#### REQUIRED WORK
Duplicate, without alteration, the part of the listing that opens with the line containing "end-of-list-text: 没有更多了 xyxy=(339,620,489,655)" and closes with the line containing "detail-link[interactable]: 详情 xyxy=(198,504,268,539)", both of those lines included.

[Bounding box annotations]
________

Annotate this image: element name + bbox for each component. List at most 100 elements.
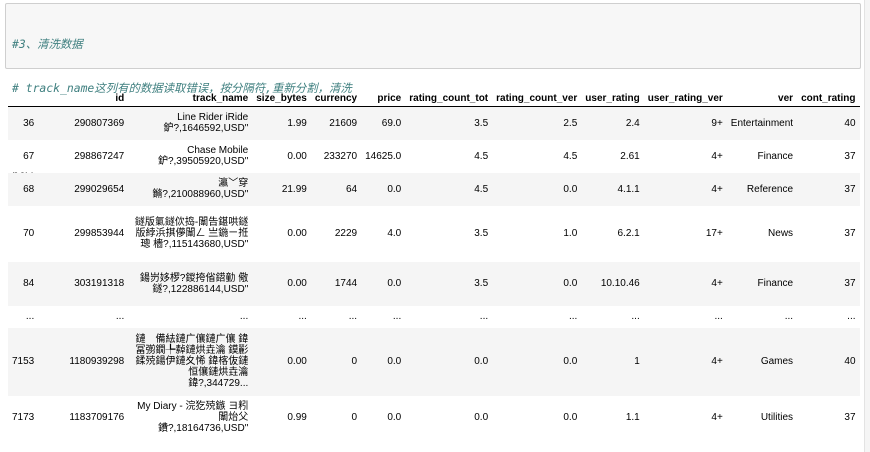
table-cell: ... — [115, 311, 125, 322]
table-cell: ... — [392, 311, 402, 322]
table-cell: 0.00 — [287, 150, 307, 162]
table-cell: 鐩版氭鐩佽捣-闈告鍖哄鐩版綍浜掑儚闈ㄥ 亗鍦ㄧ拰璁 檣?,115143680,U… — [134, 217, 249, 250]
table-cell: 37 — [844, 183, 856, 195]
row-index: 7173 — [12, 412, 35, 423]
column-header: track_name — [128, 90, 253, 107]
table-cell: 3.5 — [474, 117, 489, 129]
table-cell: Entertainment — [730, 117, 794, 129]
table-cell: 0.00 — [287, 356, 307, 367]
row-index: 67 — [23, 150, 35, 162]
table-cell: 64 — [345, 183, 358, 195]
table-cell: ... — [714, 311, 723, 322]
table-row: 68 299029654 瀛﹀穿 鏅?,210088960,USD" 21.99… — [8, 172, 860, 206]
table-cell: 4.5 — [474, 183, 489, 195]
column-header: size_bytes — [252, 90, 311, 107]
table-cell: 4.5 — [474, 150, 489, 162]
table-row: 7173 1183709176 My Diary - 浣犵殑鏃 ヨ粌闈炲父 鐨?… — [8, 396, 860, 440]
column-header: ver — [726, 90, 798, 107]
table-cell: 4+ — [711, 356, 723, 367]
table-cell: 298867247 — [74, 150, 125, 162]
table-cell: 鏈 備紶鏈广儴鏈广儴 鍏冨彅鐗╄繛鏈烘垚瀹 鏌彲鍒殑鍚伊鏈夊悕 鍏楁伖鏈恒儴鏈烘… — [135, 334, 249, 389]
table-cell: 3.5 — [474, 278, 489, 289]
table-cell: 瀛﹀穿 鏅?,210088960,USD" — [152, 178, 249, 200]
table-cell: ... — [784, 311, 794, 322]
table-cell: 0.0 — [563, 183, 578, 195]
table-cell: 40 — [844, 356, 856, 367]
table-cell: 0.0 — [387, 278, 402, 289]
code-cell[interactable]: #3、清洗数据 # track_name这列有的数据读取错误，按分隔符,重新分割… — [5, 3, 861, 182]
table-body: 36 290807369 Line Rider iRide 鈩?,1646592… — [8, 106, 860, 440]
table-row: 36 290807369 Line Rider iRide 鈩?,1646592… — [8, 106, 860, 140]
row-index: 84 — [23, 278, 35, 289]
table-cell: 1.1 — [625, 412, 640, 423]
table-cell: ... — [298, 311, 307, 322]
table-cell: Finance — [757, 150, 794, 162]
table-cell: 303191318 — [74, 278, 125, 289]
table-cell: 2229 — [334, 228, 358, 239]
table-cell: 4+ — [711, 183, 723, 195]
table-cell: 40 — [844, 117, 856, 129]
table-cell: Finance — [757, 278, 794, 289]
column-header: user_rating — [581, 90, 644, 107]
table-cell: 10.10.46 — [600, 278, 640, 289]
column-header: rating_count_tot — [405, 90, 493, 107]
table-cell: Utilities — [760, 412, 794, 423]
table-cell: 0.0 — [563, 356, 578, 367]
table-cell: 1 — [634, 356, 640, 367]
table-cell: 2.4 — [625, 117, 640, 129]
table-cell: 69.0 — [381, 117, 402, 129]
table-cell: 21.99 — [281, 183, 307, 195]
table-cell: 21609 — [329, 117, 358, 129]
table-cell: ... — [348, 311, 358, 322]
table-row: 70 299853944 鐩版氭鐩佽捣-闈告鍖哄鐩版綍浜掑儚闈ㄥ 亗鍦ㄧ拰璁 檣… — [8, 206, 860, 262]
table-cell: 290807369 — [74, 117, 125, 129]
column-header: rating_count_ver — [492, 90, 582, 107]
table-cell: 1744 — [334, 278, 358, 289]
code-line-1: #3、清洗数据 — [12, 37, 472, 52]
table-cell: 0.0 — [563, 412, 578, 423]
table-cell: 0.00 — [287, 228, 307, 239]
table-header: id track_name size_bytes currency price … — [8, 90, 860, 107]
table-cell: 1.99 — [287, 117, 307, 129]
table-cell: 299853944 — [74, 228, 125, 239]
column-header — [8, 90, 39, 107]
table-cell: Chase Mobile 鈩?,39505920,USD" — [157, 145, 249, 167]
table-cell: ... — [568, 311, 578, 322]
table-cell: ... — [479, 311, 489, 322]
table-cell: 2.5 — [563, 117, 578, 129]
table-cell: 0.00 — [287, 278, 307, 289]
table-cell: Games — [760, 356, 794, 367]
table-cell: 2.61 — [620, 150, 640, 162]
table-cell: 9+ — [711, 117, 723, 129]
code-comment: #3、清洗数据 — [12, 37, 83, 51]
column-header: user_rating_ver — [643, 90, 727, 107]
row-index: 36 — [23, 117, 35, 129]
table-cell: 0.0 — [474, 412, 489, 423]
table-cell: 0.0 — [563, 278, 578, 289]
table-cell: 4+ — [711, 150, 723, 162]
table-cell: 4+ — [711, 278, 723, 289]
row-index: 70 — [23, 228, 35, 239]
scrollbar[interactable] — [864, 0, 870, 452]
table-cell: 0 — [351, 412, 358, 423]
table-cell: 1.0 — [563, 228, 578, 239]
table-cell: My Diary - 浣犵殑鏃 ヨ粌闈炲父 鐨?,18164736,USD" — [137, 401, 249, 434]
table-cell: 37 — [844, 412, 856, 423]
table-cell: 17+ — [705, 228, 723, 239]
table-cell: 0.0 — [387, 412, 402, 423]
table-cell: ... — [239, 311, 249, 322]
table-cell: 233270 — [323, 150, 358, 162]
table-row: 67 298867247 Chase Mobile 鈩?,39505920,US… — [8, 140, 860, 173]
table-cell: News — [768, 228, 794, 239]
table-cell: 0.0 — [474, 356, 489, 367]
header-row: id track_name size_bytes currency price … — [8, 90, 860, 107]
table-cell: 0.0 — [387, 183, 402, 195]
table-cell: 4.5 — [563, 150, 578, 162]
table-cell: 鍚岃姼椤?鍐挎偗鍣勭 儆 鐩?,122886144,USD" — [139, 272, 249, 295]
table-cell: 14625.0 — [365, 150, 402, 162]
table-cell: 0 — [351, 356, 358, 367]
table-cell: 4+ — [711, 412, 723, 423]
table-cell: 4.1.1 — [617, 183, 640, 195]
table-cell: Line Rider iRide 鈩?,1646592,USD" — [163, 112, 249, 135]
table-row-ellipsis: ... ... ... ... ... ... ... ... ... ... … — [8, 306, 860, 328]
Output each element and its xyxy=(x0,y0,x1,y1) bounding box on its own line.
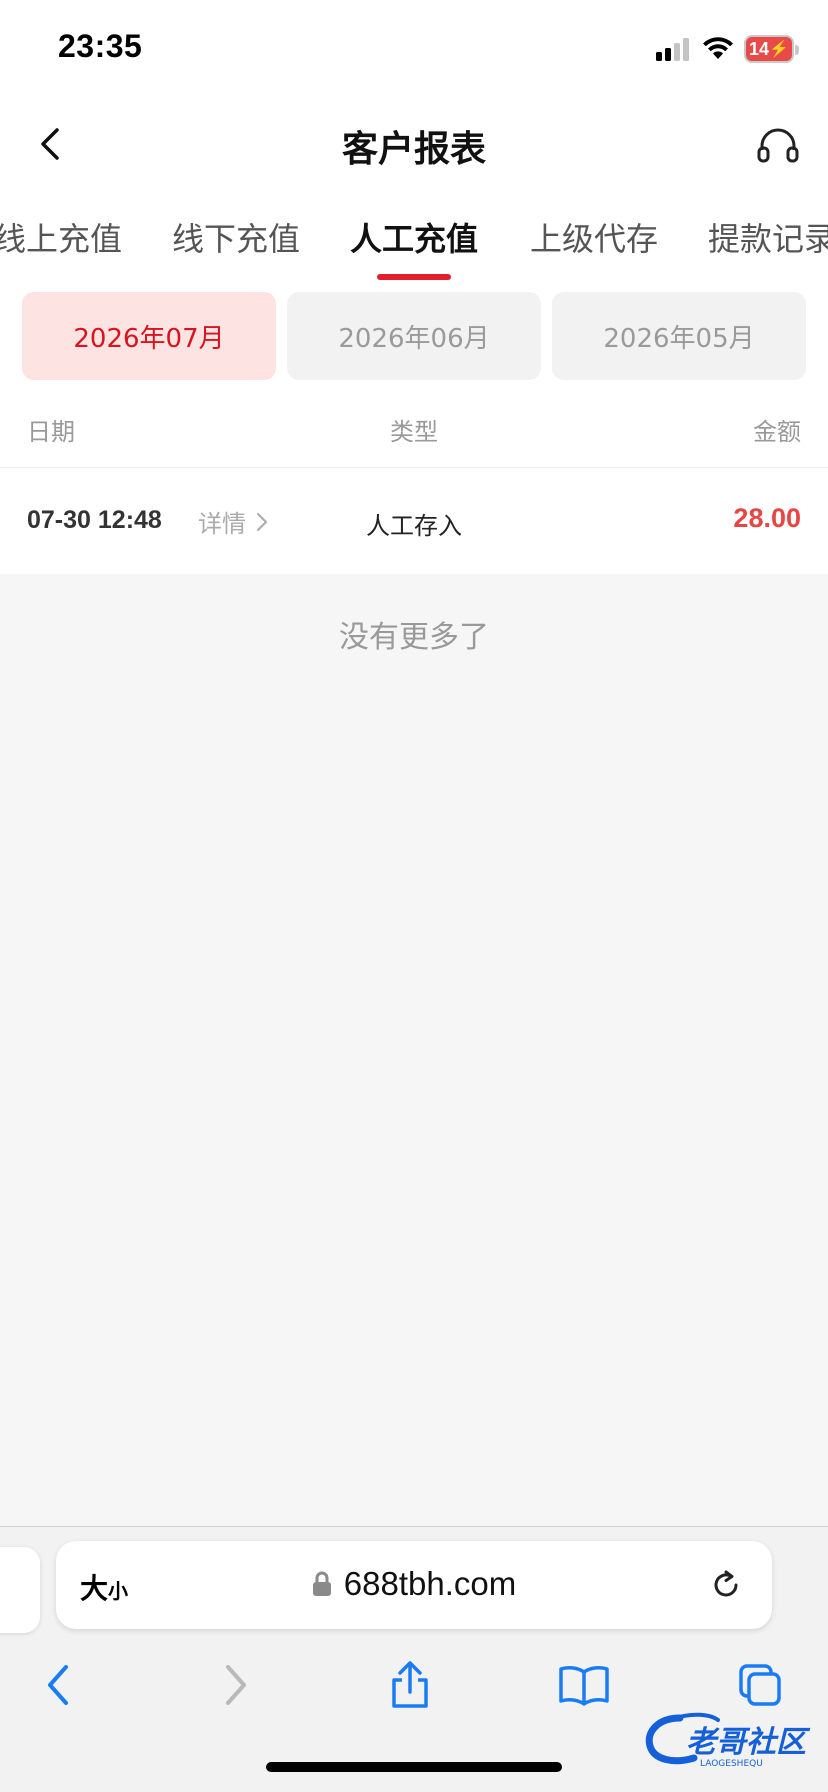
end-of-list-text: 没有更多了 xyxy=(339,620,489,655)
month-filter: 2026年07月 2026年06月 2026年05月 xyxy=(0,280,828,392)
previous-tab-preview[interactable] xyxy=(0,1547,40,1633)
tabs-icon xyxy=(739,1664,781,1706)
row-date: 07-30 12:48 xyxy=(27,506,162,534)
page-title: 客户报表 xyxy=(341,129,486,170)
detail-label: 详情 xyxy=(198,510,246,538)
share-button[interactable] xyxy=(380,1655,440,1715)
address-bar[interactable]: 大小 688tbh.com xyxy=(56,1541,772,1629)
headset-icon xyxy=(757,128,799,163)
bookmarks-button[interactable] xyxy=(554,1655,614,1715)
tab-withdrawal-records[interactable]: 提款记录 xyxy=(708,214,828,260)
status-time: 23:35 xyxy=(58,28,143,64)
tab-online-deposit[interactable]: 线上充值 xyxy=(0,214,122,260)
battery-level: 14 xyxy=(749,38,770,59)
column-header-type: 类型 xyxy=(390,418,438,446)
tab-manual-deposit[interactable]: 人工充值 xyxy=(350,214,478,260)
tab-superior-deposit[interactable]: 上级代存 xyxy=(530,214,658,260)
status-bar: 23:35 14 ⚡ xyxy=(0,0,828,100)
home-indicator[interactable] xyxy=(266,1762,562,1772)
chevron-right-icon xyxy=(226,1665,246,1705)
month-option-earlier[interactable]: 2026年05月 xyxy=(552,292,806,380)
book-icon xyxy=(559,1666,609,1706)
column-header-amount: 金额 xyxy=(753,418,801,446)
site-watermark-logo: 老哥社区 LAOGESHEQU xyxy=(645,1712,811,1769)
month-option-previous[interactable]: 2026年06月 xyxy=(287,292,541,380)
chevron-right-icon xyxy=(257,512,267,531)
status-icons: 14 ⚡ xyxy=(656,34,799,64)
detail-link[interactable]: 详情 xyxy=(198,504,268,539)
watermark-text: 老哥社区 xyxy=(686,1725,811,1760)
browser-back-button[interactable] xyxy=(28,1655,88,1715)
wifi-icon xyxy=(703,37,733,59)
row-type: 人工存入 xyxy=(366,512,462,540)
lock-icon xyxy=(312,1571,331,1596)
row-amount: 28.00 xyxy=(733,503,801,533)
reload-icon xyxy=(714,1570,738,1597)
watermark-subtext: LAOGESHEQU xyxy=(700,1759,763,1769)
customer-service-button[interactable] xyxy=(754,122,802,170)
share-icon xyxy=(392,1661,428,1708)
url-display: 688tbh.com xyxy=(56,1565,772,1603)
table-header: 日期 类型 金额 xyxy=(0,392,828,468)
battery-icon: 14 ⚡ xyxy=(744,35,799,63)
browser-forward-button[interactable] xyxy=(206,1655,266,1715)
cellular-signal-icon xyxy=(656,38,689,61)
nav-bar: 客户报表 xyxy=(0,100,828,188)
report-tabs: 线上充值 线下充值 人工充值 上级代存 提款记录 xyxy=(0,188,828,280)
table-row: 07-30 12:48 详情 人工存入 28.00 xyxy=(0,468,828,574)
chevron-left-icon xyxy=(48,1665,68,1705)
reload-button[interactable] xyxy=(706,1565,746,1605)
tabs-button[interactable] xyxy=(730,1655,790,1715)
month-option-current[interactable]: 2026年07月 xyxy=(22,292,276,380)
url-text: 688tbh.com xyxy=(343,1565,517,1602)
tab-offline-deposit[interactable]: 线下充值 xyxy=(172,214,300,260)
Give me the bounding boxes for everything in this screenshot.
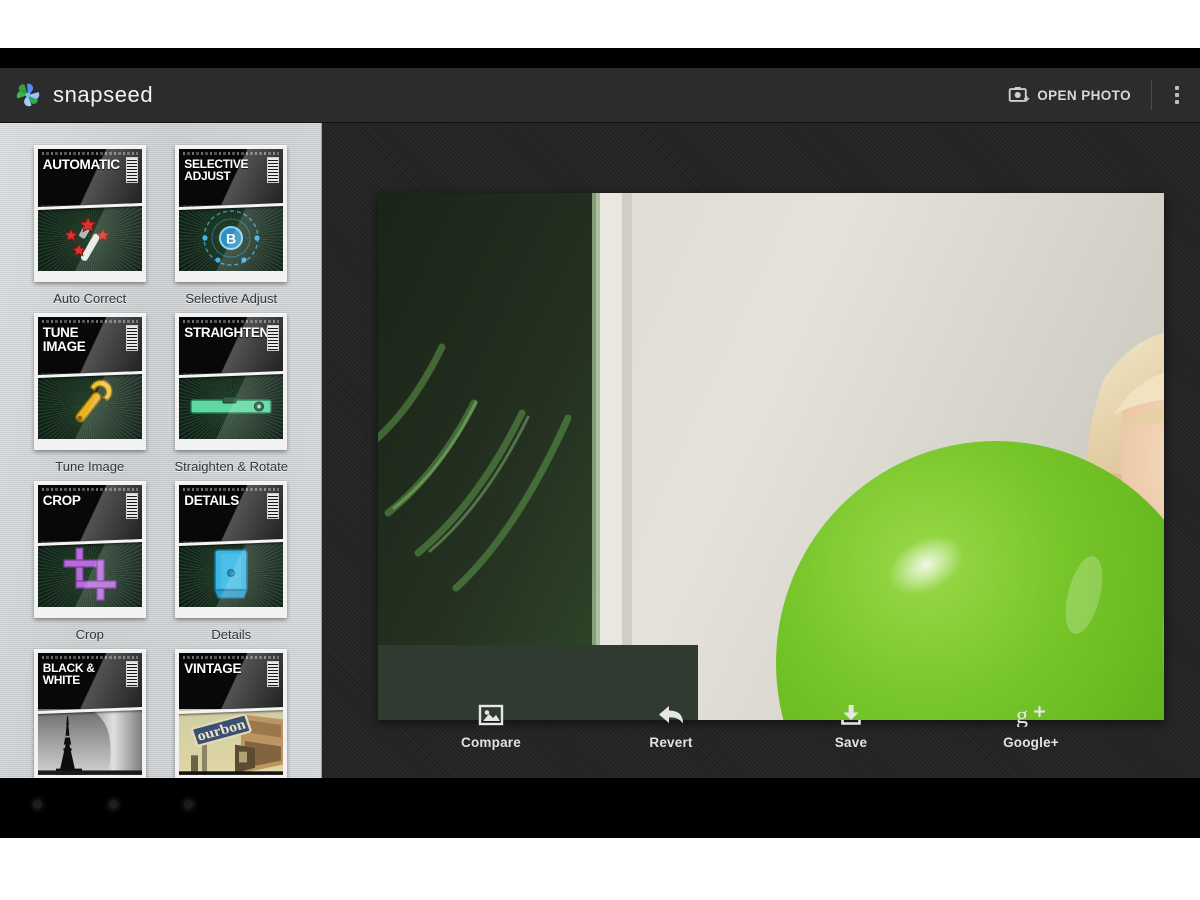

________

#### RESPONSE TO THE EXERCISE
end-of-list-text: 没有更多了 xyxy=(339,620,489,655)
month-filter: 2026年07月 2026年06月 2026年05月 xyxy=(0,280,828,392)
previous-tab-preview[interactable] xyxy=(0,1547,40,1633)
tabs-icon xyxy=(739,1664,781,1706)
row-date: 07-30 12:48 xyxy=(27,506,162,534)
page-title: 客户报表 xyxy=(341,129,486,170)
detail-label: 详情 xyxy=(198,510,246,538)
share-button[interactable] xyxy=(380,1655,440,1715)
address-bar[interactable]: 大小 688tbh.com xyxy=(56,1541,772,1629)
headset-icon xyxy=(757,128,799,163)
bookmarks-button[interactable] xyxy=(554,1655,614,1715)
tab-withdrawal-records[interactable]: 提款记录 xyxy=(708,214,828,260)
status-time: 23:35 xyxy=(58,28,143,64)
tab-online-deposit[interactable]: 线上充值 xyxy=(0,214,122,260)
battery-level: 14 xyxy=(749,38,770,59)
column-header-type: 类型 xyxy=(390,418,438,446)
tab-manual-deposit[interactable]: 人工充值 xyxy=(350,214,478,260)
tab-superior-deposit[interactable]: 上级代存 xyxy=(530,214,658,260)
status-bar: 23:35 14 ⚡ xyxy=(0,0,828,100)
home-indicator[interactable] xyxy=(266,1762,562,1772)
chevron-right-icon xyxy=(226,1665,246,1705)
month-option-earlier[interactable]: 2026年05月 xyxy=(552,292,806,380)
book-icon xyxy=(559,1666,609,1706)
column-header-amount: 金额 xyxy=(753,418,801,446)
site-watermark-logo: 老哥社区 LAOGESHEQU xyxy=(645,1712,811,1769)
month-option-previous[interactable]: 2026年06月 xyxy=(287,292,541,380)
chevron-right-icon xyxy=(257,512,267,531)
status-icons: 14 ⚡ xyxy=(656,34,799,64)
detail-link[interactable]: 详情 xyxy=(198,504,268,539)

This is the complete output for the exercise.